Copy every record exactly, and keep the pictures out.

====

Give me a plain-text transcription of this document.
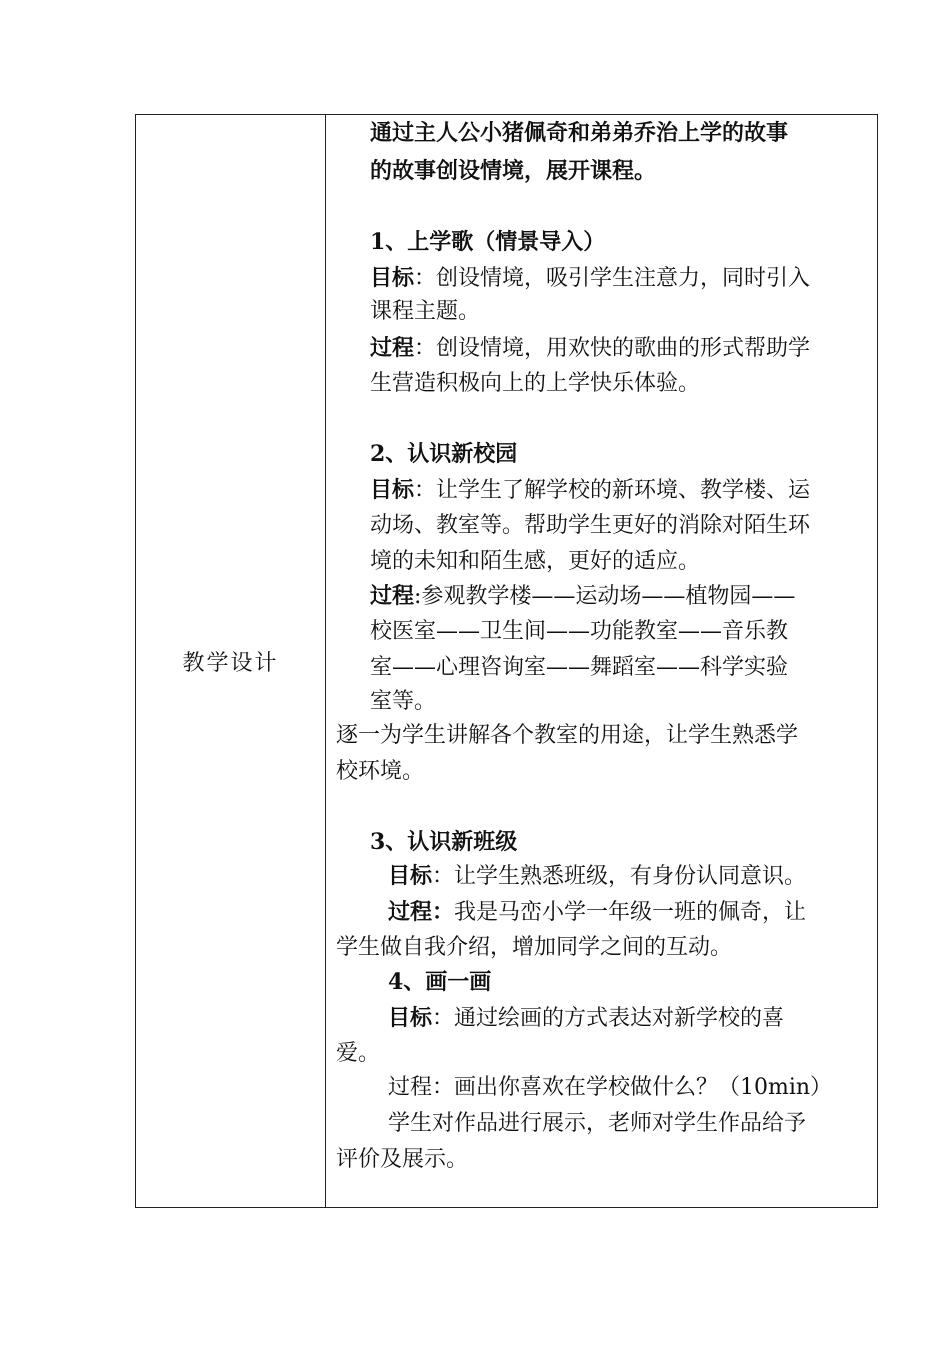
教学设计
通过主人公小猪佩奇和弟弟乔治上学的故事
的故事创设情境，展开课程。
1、上学歌（情景导入）
目标：创设情境，吸引学生注意力，同时引入
课程主题。
过程：创设情境，用欢快的歌曲的形式帮助学
生营造积极向上的上学快乐体验。
2、认识新校园
目标：让学生了解学校的新环境、教学楼、运
动场、教室等。帮助学生更好的消除对陌生环
境的未知和陌生感，更好的适应。
过程:参观教学楼——运动场——植物园——
校医室——卫生间——功能教室——音乐教
室——心理咨询室——舞蹈室——科学实验
室等。
逐一为学生讲解各个教室的用途，让学生熟悉学
校环境。
3、认识新班级
目标：让学生熟悉班级，有身份认同意识。
过程：我是马峦小学一年级一班的佩奇，让
学生做自我介绍，增加同学之间的互动。
4、画一画
目标：通过绘画的方式表达对新学校的喜
爱。
过程：画出你喜欢在学校做什么？（10min）
学生对作品进行展示，老师对学生作品给予
评价及展示。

====

• [Correct answer]
Give me a plain-text transcription of this document.
教学设计
通过主人公小猪佩奇和弟弟乔治上学的故事
的故事创设情境，展开课程。
1、上学歌（情景导入）
目标：创设情境，吸引学生注意力，同时引入
课程主题。
过程：创设情境，用欢快的歌曲的形式帮助学
生营造积极向上的上学快乐体验。
2、认识新校园
目标：让学生了解学校的新环境、教学楼、运
动场、教室等。帮助学生更好的消除对陌生环
境的未知和陌生感，更好的适应。
过程:参观教学楼——运动场——植物园——
校医室——卫生间——功能教室——音乐教
室——心理咨询室——舞蹈室——科学实验
室等。
逐一为学生讲解各个教室的用途，让学生熟悉学
校环境。
3、认识新班级
目标：让学生熟悉班级，有身份认同意识。
过程：我是马峦小学一年级一班的佩奇，让
学生做自我介绍，增加同学之间的互动。
4、画一画
目标：通过绘画的方式表达对新学校的喜
爱。
过程：画出你喜欢在学校做什么？（10min）
学生对作品进行展示，老师对学生作品给予
评价及展示。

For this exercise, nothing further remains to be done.